───── Data ─────

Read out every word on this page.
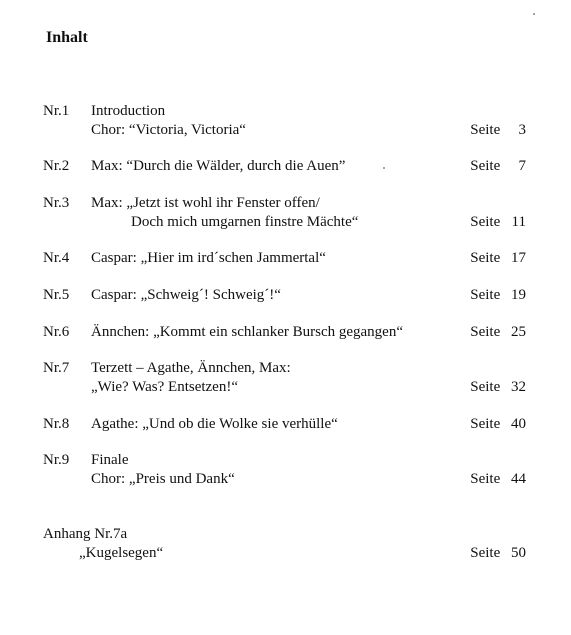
Inhalt
Nr.1 Introduction
Chor: “Victoria, Victoria“	Seite 3
Nr.2 Max: “Durch die Wälder, durch die Auen”	Seite 7
Nr.3 Max: „Jetzt ist wohl ihr Fenster offen/
Doch mich umgarnen finstre Mächte“	Seite 11
Nr.4 Caspar: „Hier im ird´schen Jammertal“	Seite 17
Nr.5 Caspar: „Schweig´! Schweig´!“	Seite 19
Nr.6 Ännchen: „Kommt ein schlanker Bursch gegangen“	Seite 25
Nr.7 Terzett – Agathe, Ännchen, Max:
„Wie? Was? Entsetzen!“	Seite 32
Nr.8 Agathe: „Und ob die Wolke sie verhülle“	Seite 40
Nr.9 Finale
Chor: „Preis und Dank“	Seite 44
Anhang Nr.7a
„Kugelsegen“	Seite 50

─────

**Given instruction:** Print each of the records above exactly as written, leaving no picture in the copy.

**Finished exercise:**
Read out every word on this page.
Inhalt
Nr.1 Introduction
Chor: “Victoria, Victoria“	Seite 3
Nr.2 Max: “Durch die Wälder, durch die Auen”	Seite 7
Nr.3 Max: „Jetzt ist wohl ihr Fenster offen/
Doch mich umgarnen finstre Mächte“	Seite 11
Nr.4 Caspar: „Hier im ird´schen Jammertal“	Seite 17
Nr.5 Caspar: „Schweig´! Schweig´!“	Seite 19
Nr.6 Ännchen: „Kommt ein schlanker Bursch gegangen“	Seite 25
Nr.7 Terzett – Agathe, Ännchen, Max:
„Wie? Was? Entsetzen!“	Seite 32
Nr.8 Agathe: „Und ob die Wolke sie verhülle“	Seite 40
Nr.9 Finale
Chor: „Preis und Dank“	Seite 44
Anhang Nr.7a
„Kugelsegen“	Seite 50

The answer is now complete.